** Opening SOURCE RECORDS block **

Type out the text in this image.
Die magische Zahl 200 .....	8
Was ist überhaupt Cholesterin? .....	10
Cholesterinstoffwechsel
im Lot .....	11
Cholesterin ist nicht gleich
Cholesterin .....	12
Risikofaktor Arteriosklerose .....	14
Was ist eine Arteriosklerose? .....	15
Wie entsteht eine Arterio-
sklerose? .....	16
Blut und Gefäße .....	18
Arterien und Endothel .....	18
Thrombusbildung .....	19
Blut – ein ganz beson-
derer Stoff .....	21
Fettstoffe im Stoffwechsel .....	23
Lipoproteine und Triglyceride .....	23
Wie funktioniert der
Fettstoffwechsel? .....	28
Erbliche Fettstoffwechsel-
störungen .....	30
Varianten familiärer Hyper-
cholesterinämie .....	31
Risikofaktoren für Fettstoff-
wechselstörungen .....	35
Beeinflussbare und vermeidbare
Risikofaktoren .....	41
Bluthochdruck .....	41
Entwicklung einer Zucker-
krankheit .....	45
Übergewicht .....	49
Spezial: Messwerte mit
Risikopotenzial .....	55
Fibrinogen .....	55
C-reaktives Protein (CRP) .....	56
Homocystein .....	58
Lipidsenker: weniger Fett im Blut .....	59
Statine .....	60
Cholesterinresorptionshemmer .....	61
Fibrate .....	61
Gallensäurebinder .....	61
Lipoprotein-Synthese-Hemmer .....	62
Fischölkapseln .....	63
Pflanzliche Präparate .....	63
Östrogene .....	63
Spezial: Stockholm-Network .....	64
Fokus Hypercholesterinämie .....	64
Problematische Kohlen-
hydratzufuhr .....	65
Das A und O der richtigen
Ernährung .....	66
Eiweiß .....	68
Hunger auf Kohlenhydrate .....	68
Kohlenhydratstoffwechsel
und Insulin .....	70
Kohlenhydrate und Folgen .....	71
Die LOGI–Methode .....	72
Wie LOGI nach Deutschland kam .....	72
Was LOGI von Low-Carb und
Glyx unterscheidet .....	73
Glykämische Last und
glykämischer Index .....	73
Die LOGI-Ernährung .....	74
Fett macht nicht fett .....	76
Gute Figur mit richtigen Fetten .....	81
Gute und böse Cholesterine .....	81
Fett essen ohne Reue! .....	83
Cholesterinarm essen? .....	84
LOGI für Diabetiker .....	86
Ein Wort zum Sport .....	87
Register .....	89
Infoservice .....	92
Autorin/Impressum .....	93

** Closing SOURCE RECORDS block **

◆ WORK TASK
Retype the data shown above so that each line matches the original.

◆ TASK OUTPUT
Type out the text in this image.
Die magische Zahl 200 .....	8
Was ist überhaupt Cholesterin? .....	10
Cholesterinstoffwechsel
im Lot .....	11
Cholesterin ist nicht gleich
Cholesterin .....	12
Risikofaktor Arteriosklerose .....	14
Was ist eine Arteriosklerose? .....	15
Wie entsteht eine Arterio-
sklerose? .....	16
Blut und Gefäße .....	18
Arterien und Endothel .....	18
Thrombusbildung .....	19
Blut – ein ganz beson-
derer Stoff .....	21
Fettstoffe im Stoffwechsel .....	23
Lipoproteine und Triglyceride .....	23
Wie funktioniert der
Fettstoffwechsel? .....	28
Erbliche Fettstoffwechsel-
störungen .....	30
Varianten familiärer Hyper-
cholesterinämie .....	31
Risikofaktoren für Fettstoff-
wechselstörungen .....	35
Beeinflussbare und vermeidbare
Risikofaktoren .....	41
Bluthochdruck .....	41
Entwicklung einer Zucker-
krankheit .....	45
Übergewicht .....	49
Spezial: Messwerte mit
Risikopotenzial .....	55
Fibrinogen .....	55
C-reaktives Protein (CRP) .....	56
Homocystein .....	58
Lipidsenker: weniger Fett im Blut .....	59
Statine .....	60
Cholesterinresorptionshemmer .....	61
Fibrate .....	61
Gallensäurebinder .....	61
Lipoprotein-Synthese-Hemmer .....	62
Fischölkapseln .....	63
Pflanzliche Präparate .....	63
Östrogene .....	63
Spezial: Stockholm-Network .....	64
Fokus Hypercholesterinämie .....	64
Problematische Kohlen-
hydratzufuhr .....	65
Das A und O der richtigen
Ernährung .....	66
Eiweiß .....	68
Hunger auf Kohlenhydrate .....	68
Kohlenhydratstoffwechsel
und Insulin .....	70
Kohlenhydrate und Folgen .....	71
Die LOGI–Methode .....	72
Wie LOGI nach Deutschland kam .....	72
Was LOGI von Low-Carb und
Glyx unterscheidet .....	73
Glykämische Last und
glykämischer Index .....	73
Die LOGI-Ernährung .....	74
Fett macht nicht fett .....	76
Gute Figur mit richtigen Fetten .....	81
Gute und böse Cholesterine .....	81
Fett essen ohne Reue! .....	83
Cholesterinarm essen? .....	84
LOGI für Diabetiker .....	86
Ein Wort zum Sport .....	87
Register .....	89
Infoservice .....	92
Autorin/Impressum .....	93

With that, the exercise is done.